* **WHAT THE TASK ASKS**
Search the records for "name" and copy each line that holds it.

* **DATA IN THIS EXERCISE**
::::::::
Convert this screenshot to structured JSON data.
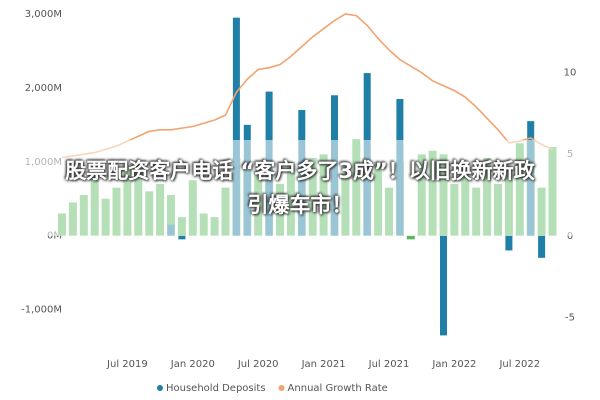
{
  "chart_data": {
    "type": "bar",
    "categories": [
      null,
      null,
      null,
      null,
      null,
      null,
      "Jul 2019",
      null,
      null,
      null,
      null,
      null,
      "Jan 2020",
      null,
      null,
      null,
      null,
      null,
      "Jul 2020",
      null,
      null,
      null,
      null,
      null,
      "Jan 2021",
      null,
      null,
      null,
      null,
      null,
      "Jul 2021",
      null,
      null,
      null,
      null,
      null,
      "Jan 2022",
      null,
      null,
      null,
      null,
      null,
      "Jul 2022",
      null,
      null,
      null
    ],
    "series": [
      {
        "color": "#5cb860",
        "values": [
          300,
          450,
          550,
          800,
          500,
          650,
          900,
          850,
          600,
          700,
          550,
          250,
          750,
          300,
          250,
          650,
          1050,
          900,
          850,
          900,
          700,
          1000,
          950,
          1050,
          1100,
          750,
          850,
          1300,
          1000,
          1000,
          650,
          1000,
          -50,
          1100,
          1150,
          1100,
          700,
          900,
          650,
          1050,
          700,
          900,
          1250,
          1300,
          650,
          1200
        ]
      },
      {
        "name": "Household Deposits",
        "color": "#1f7fa6",
        "values": [
          null,
          null,
          null,
          null,
          null,
          null,
          null,
          null,
          null,
          null,
          150,
          -50,
          null,
          null,
          null,
          null,
          2950,
          1500,
          null,
          1950,
          null,
          null,
          1700,
          null,
          null,
          1900,
          null,
          null,
          2200,
          null,
          null,
          1850,
          null,
          null,
          null,
          -1350,
          null,
          null,
          null,
          null,
          null,
          -200,
          null,
          1550,
          -300,
          null
        ]
      },
      {
        "name": "Annual Growth Rate",
        "type": "line",
        "axis": "y2",
        "color": "#f2a36f",
        "values": [
          4.8,
          4.9,
          5.0,
          5.1,
          5.3,
          5.5,
          5.8,
          6.1,
          6.4,
          6.5,
          6.5,
          6.6,
          6.7,
          6.9,
          7.1,
          7.4,
          8.8,
          9.6,
          10.2,
          10.3,
          10.5,
          11.0,
          11.6,
          12.2,
          12.7,
          13.2,
          13.6,
          13.5,
          12.9,
          12.1,
          11.4,
          10.8,
          10.4,
          10.0,
          9.5,
          9.2,
          8.9,
          8.5,
          7.9,
          7.2,
          6.5,
          5.7,
          5.8,
          6.0,
          5.6,
          5.3
        ]
      }
    ],
    "ylim": [
      -1480,
      3000
    ],
    "yticks": [
      {
        "value": -1000,
        "label": "-1,000M"
      },
      {
        "value": 0,
        "label": "0M"
      },
      {
        "value": 1000,
        "label": "1,000M"
      },
      {
        "value": 2000,
        "label": "2,000M"
      },
      {
        "value": 3000,
        "label": "3,000M"
      }
    ],
    "y2lim": [
      -6.7,
      13.6
    ],
    "y2ticks": [
      -5,
      0,
      5,
      10
    ]
  },
  "banner": {
    "lines": [
      "股票配资客户电话 “客户多了3成”！以旧换新新政",
      "引爆车市！"
    ]
  }
}
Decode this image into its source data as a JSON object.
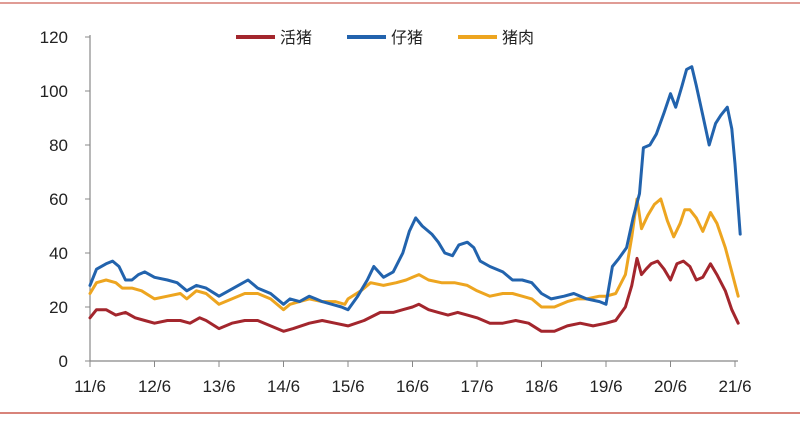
{
  "chart_data": {
    "type": "line",
    "title": "",
    "xlabel": "",
    "ylabel": "",
    "x_ticks": [
      "11/6",
      "12/6",
      "13/6",
      "14/6",
      "15/6",
      "16/6",
      "17/6",
      "18/6",
      "19/6",
      "20/6",
      "21/6"
    ],
    "ylim": [
      0,
      120
    ],
    "y_ticks": [
      0,
      20,
      40,
      60,
      80,
      100,
      120
    ],
    "grid": false,
    "legend_position": "top-center",
    "series": [
      {
        "name": "活猪",
        "color": "#a3262d",
        "points": [
          [
            0.0,
            16
          ],
          [
            0.1,
            19
          ],
          [
            0.25,
            19
          ],
          [
            0.4,
            17
          ],
          [
            0.55,
            18
          ],
          [
            0.7,
            16
          ],
          [
            0.85,
            15
          ],
          [
            1.0,
            14
          ],
          [
            1.2,
            15
          ],
          [
            1.4,
            15
          ],
          [
            1.55,
            14
          ],
          [
            1.7,
            16
          ],
          [
            1.8,
            15
          ],
          [
            2.0,
            12
          ],
          [
            2.2,
            14
          ],
          [
            2.4,
            15
          ],
          [
            2.6,
            15
          ],
          [
            2.8,
            13
          ],
          [
            3.0,
            11
          ],
          [
            3.15,
            12
          ],
          [
            3.4,
            14
          ],
          [
            3.6,
            15
          ],
          [
            3.8,
            14
          ],
          [
            4.0,
            13
          ],
          [
            4.25,
            15
          ],
          [
            4.5,
            18
          ],
          [
            4.7,
            18
          ],
          [
            4.85,
            19
          ],
          [
            5.0,
            20
          ],
          [
            5.1,
            21
          ],
          [
            5.25,
            19
          ],
          [
            5.4,
            18
          ],
          [
            5.55,
            17
          ],
          [
            5.7,
            18
          ],
          [
            5.85,
            17
          ],
          [
            6.0,
            16
          ],
          [
            6.2,
            14
          ],
          [
            6.4,
            14
          ],
          [
            6.6,
            15
          ],
          [
            6.8,
            14
          ],
          [
            7.0,
            11
          ],
          [
            7.2,
            11
          ],
          [
            7.4,
            13
          ],
          [
            7.6,
            14
          ],
          [
            7.8,
            13
          ],
          [
            8.0,
            14
          ],
          [
            8.15,
            15
          ],
          [
            8.3,
            20
          ],
          [
            8.4,
            28
          ],
          [
            8.48,
            38
          ],
          [
            8.55,
            32
          ],
          [
            8.62,
            34
          ],
          [
            8.7,
            36
          ],
          [
            8.8,
            37
          ],
          [
            8.9,
            34
          ],
          [
            9.0,
            30
          ],
          [
            9.1,
            36
          ],
          [
            9.2,
            37
          ],
          [
            9.3,
            35
          ],
          [
            9.4,
            30
          ],
          [
            9.5,
            31
          ],
          [
            9.62,
            36
          ],
          [
            9.72,
            32
          ],
          [
            9.85,
            26
          ],
          [
            9.95,
            19
          ],
          [
            10.05,
            14
          ]
        ]
      },
      {
        "name": "仔猪",
        "color": "#2263ad",
        "points": [
          [
            0.0,
            28
          ],
          [
            0.1,
            34
          ],
          [
            0.25,
            36
          ],
          [
            0.35,
            37
          ],
          [
            0.45,
            35
          ],
          [
            0.55,
            30
          ],
          [
            0.65,
            30
          ],
          [
            0.75,
            32
          ],
          [
            0.85,
            33
          ],
          [
            1.0,
            31
          ],
          [
            1.2,
            30
          ],
          [
            1.35,
            29
          ],
          [
            1.5,
            26
          ],
          [
            1.65,
            28
          ],
          [
            1.8,
            27
          ],
          [
            2.0,
            24
          ],
          [
            2.15,
            26
          ],
          [
            2.3,
            28
          ],
          [
            2.45,
            30
          ],
          [
            2.6,
            27
          ],
          [
            2.8,
            25
          ],
          [
            3.0,
            21
          ],
          [
            3.1,
            23
          ],
          [
            3.25,
            22
          ],
          [
            3.4,
            24
          ],
          [
            3.5,
            23
          ],
          [
            3.6,
            22
          ],
          [
            3.75,
            21
          ],
          [
            3.9,
            20
          ],
          [
            4.0,
            19
          ],
          [
            4.15,
            24
          ],
          [
            4.3,
            30
          ],
          [
            4.4,
            35
          ],
          [
            4.55,
            31
          ],
          [
            4.7,
            33
          ],
          [
            4.85,
            40
          ],
          [
            4.95,
            48
          ],
          [
            5.05,
            53
          ],
          [
            5.15,
            50
          ],
          [
            5.3,
            47
          ],
          [
            5.4,
            44
          ],
          [
            5.5,
            40
          ],
          [
            5.62,
            39
          ],
          [
            5.72,
            43
          ],
          [
            5.85,
            44
          ],
          [
            5.95,
            42
          ],
          [
            6.05,
            37
          ],
          [
            6.2,
            35
          ],
          [
            6.4,
            33
          ],
          [
            6.55,
            30
          ],
          [
            6.7,
            30
          ],
          [
            6.85,
            29
          ],
          [
            7.0,
            25
          ],
          [
            7.15,
            23
          ],
          [
            7.35,
            24
          ],
          [
            7.5,
            25
          ],
          [
            7.7,
            23
          ],
          [
            7.9,
            22
          ],
          [
            8.0,
            21
          ],
          [
            8.1,
            35
          ],
          [
            8.2,
            38
          ],
          [
            8.32,
            42
          ],
          [
            8.42,
            53
          ],
          [
            8.52,
            62
          ],
          [
            8.58,
            79
          ],
          [
            8.68,
            80
          ],
          [
            8.78,
            84
          ],
          [
            8.9,
            92
          ],
          [
            9.0,
            99
          ],
          [
            9.08,
            94
          ],
          [
            9.18,
            102
          ],
          [
            9.25,
            108
          ],
          [
            9.33,
            109
          ],
          [
            9.4,
            102
          ],
          [
            9.5,
            91
          ],
          [
            9.6,
            80
          ],
          [
            9.7,
            88
          ],
          [
            9.78,
            91
          ],
          [
            9.88,
            94
          ],
          [
            9.95,
            86
          ],
          [
            10.0,
            73
          ],
          [
            10.08,
            47
          ]
        ]
      },
      {
        "name": "猪肉",
        "color": "#eda520",
        "points": [
          [
            0.0,
            25
          ],
          [
            0.1,
            29
          ],
          [
            0.25,
            30
          ],
          [
            0.4,
            29
          ],
          [
            0.5,
            27
          ],
          [
            0.65,
            27
          ],
          [
            0.8,
            26
          ],
          [
            1.0,
            23
          ],
          [
            1.2,
            24
          ],
          [
            1.4,
            25
          ],
          [
            1.5,
            23
          ],
          [
            1.65,
            26
          ],
          [
            1.8,
            25
          ],
          [
            2.0,
            21
          ],
          [
            2.2,
            23
          ],
          [
            2.4,
            25
          ],
          [
            2.6,
            25
          ],
          [
            2.8,
            23
          ],
          [
            3.0,
            19
          ],
          [
            3.1,
            21
          ],
          [
            3.25,
            22
          ],
          [
            3.4,
            23
          ],
          [
            3.6,
            22
          ],
          [
            3.8,
            22
          ],
          [
            3.95,
            21
          ],
          [
            4.0,
            23
          ],
          [
            4.2,
            26
          ],
          [
            4.35,
            29
          ],
          [
            4.55,
            28
          ],
          [
            4.75,
            29
          ],
          [
            4.9,
            30
          ],
          [
            5.0,
            31
          ],
          [
            5.1,
            32
          ],
          [
            5.25,
            30
          ],
          [
            5.45,
            29
          ],
          [
            5.65,
            29
          ],
          [
            5.85,
            28
          ],
          [
            6.0,
            26
          ],
          [
            6.2,
            24
          ],
          [
            6.4,
            25
          ],
          [
            6.55,
            25
          ],
          [
            6.7,
            24
          ],
          [
            6.85,
            23
          ],
          [
            7.0,
            20
          ],
          [
            7.2,
            20
          ],
          [
            7.4,
            22
          ],
          [
            7.55,
            23
          ],
          [
            7.7,
            23
          ],
          [
            7.9,
            24
          ],
          [
            8.0,
            24
          ],
          [
            8.15,
            25
          ],
          [
            8.3,
            32
          ],
          [
            8.4,
            46
          ],
          [
            8.48,
            60
          ],
          [
            8.55,
            49
          ],
          [
            8.65,
            54
          ],
          [
            8.75,
            58
          ],
          [
            8.85,
            60
          ],
          [
            8.95,
            52
          ],
          [
            9.05,
            46
          ],
          [
            9.15,
            51
          ],
          [
            9.22,
            56
          ],
          [
            9.3,
            56
          ],
          [
            9.4,
            53
          ],
          [
            9.5,
            48
          ],
          [
            9.62,
            55
          ],
          [
            9.72,
            51
          ],
          [
            9.85,
            42
          ],
          [
            9.95,
            33
          ],
          [
            10.05,
            24
          ]
        ]
      }
    ]
  }
}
::::::::
* **ANSWER FOR THIS EXERCISE**
        "name": "Household Deposits",
        "name": "Annual Growth Rate",
        "name": "活猪",
        "name": "仔猪",
        "name": "猪肉",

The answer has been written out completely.